• **Material provided**
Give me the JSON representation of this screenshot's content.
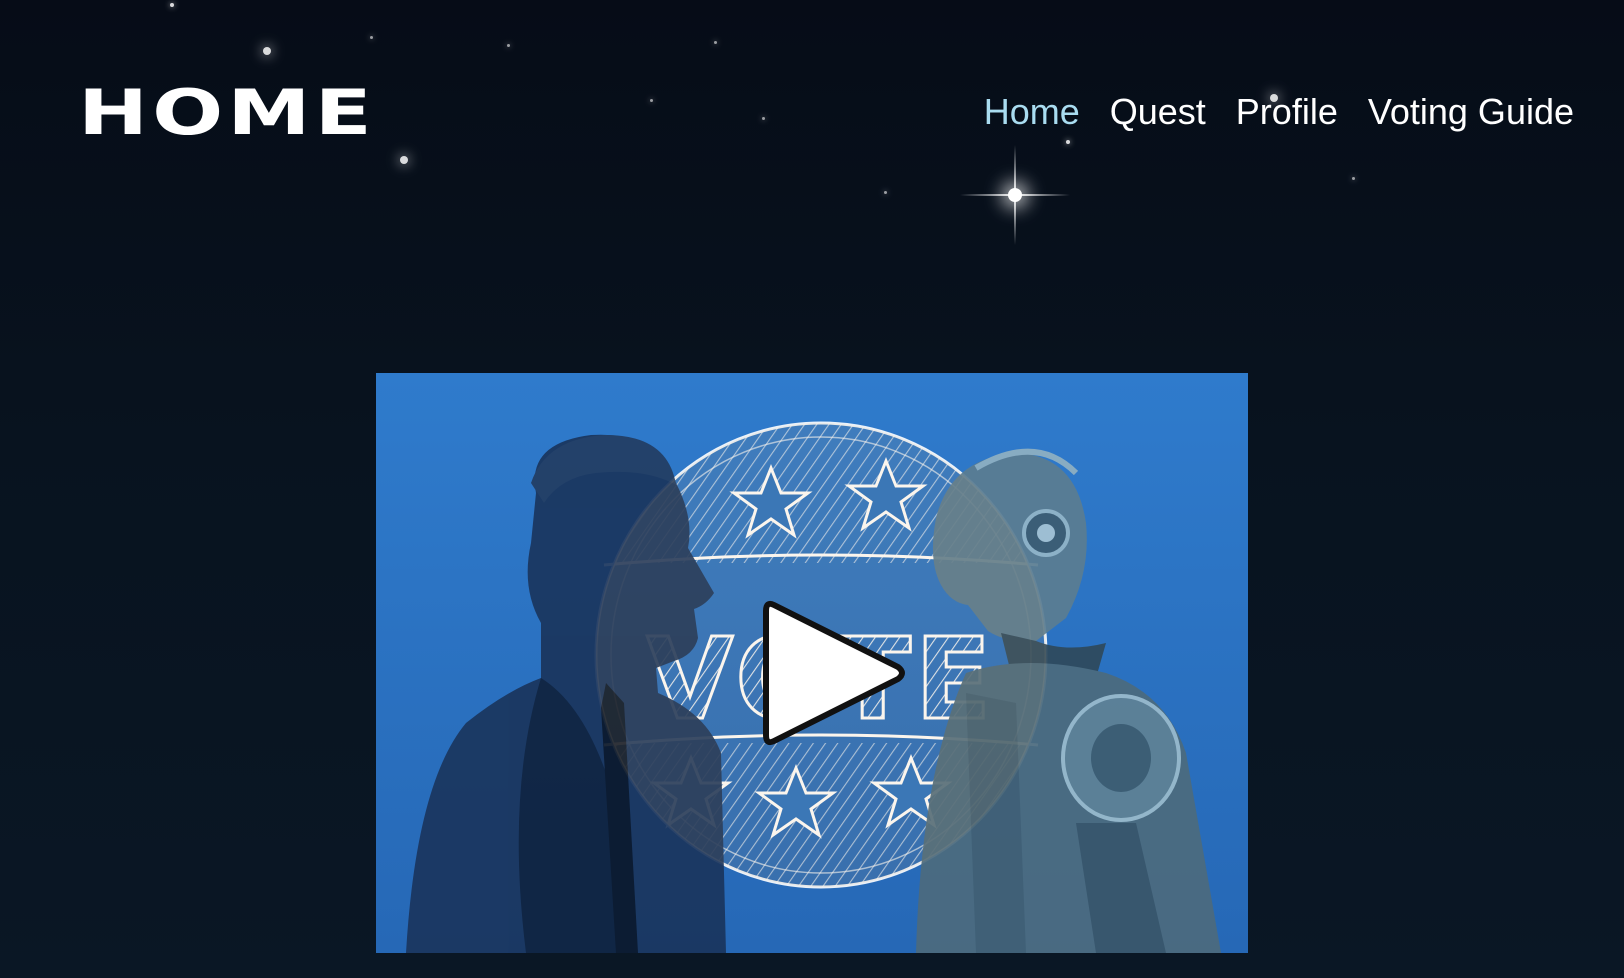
{
  "logo": {
    "text": "HOME"
  },
  "nav": {
    "items": [
      {
        "label": "Home",
        "active": true
      },
      {
        "label": "Quest",
        "active": false
      },
      {
        "label": "Profile",
        "active": false
      },
      {
        "label": "Voting Guide",
        "active": false
      }
    ]
  },
  "video": {
    "icon": "play-icon",
    "badge_text": "VOTE"
  },
  "colors": {
    "background": "#07101c",
    "nav_text": "#ffffff",
    "nav_active": "#a9dcf0",
    "video_bg": "#2a73c2"
  }
}
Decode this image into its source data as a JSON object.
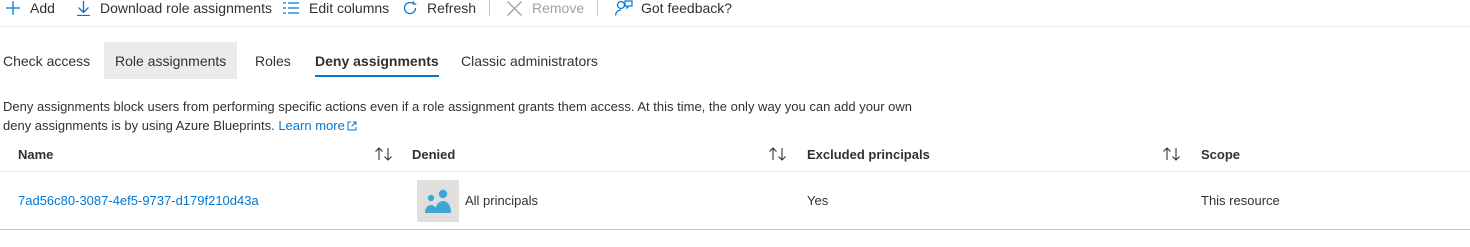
{
  "toolbar": {
    "add": "Add",
    "download": "Download role assignments",
    "edit_columns": "Edit columns",
    "refresh": "Refresh",
    "remove": "Remove",
    "feedback": "Got feedback?"
  },
  "tabs": [
    {
      "label": "Check access"
    },
    {
      "label": "Role assignments"
    },
    {
      "label": "Roles"
    },
    {
      "label": "Deny assignments"
    },
    {
      "label": "Classic administrators"
    }
  ],
  "active_tab": "Deny assignments",
  "description": {
    "text": "Deny assignments block users from performing specific actions even if a role assignment grants them access. At this time, the only way you can add your own deny assignments is by using Azure Blueprints.",
    "link": "Learn more"
  },
  "table": {
    "columns": [
      "Name",
      "Denied",
      "Excluded principals",
      "Scope"
    ],
    "rows": [
      {
        "name": "7ad56c80-3087-4ef5-9737-d179f210d43a",
        "denied": "All principals",
        "excluded": "Yes",
        "scope": "This resource"
      }
    ]
  },
  "colors": {
    "accent": "#0078d4",
    "text": "#323130",
    "disabled": "#a19f9d",
    "divider": "#edebe9",
    "tab_hover_bg": "#edebe9",
    "avatar_bg": "#e1dfdd",
    "avatar_icon": "#3fa7d6"
  },
  "icons": {
    "add": "plus-icon",
    "download": "download-icon",
    "edit_columns": "columns-icon",
    "refresh": "refresh-icon",
    "remove": "close-icon",
    "feedback": "feedback-person-icon",
    "sort": "sort-arrows-icon",
    "external": "external-link-icon",
    "group": "group-icon"
  }
}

• **Given instruction**
For the records above, state how many lines include the string "refresh", giving the number and nothing else.

• **Final answer**
2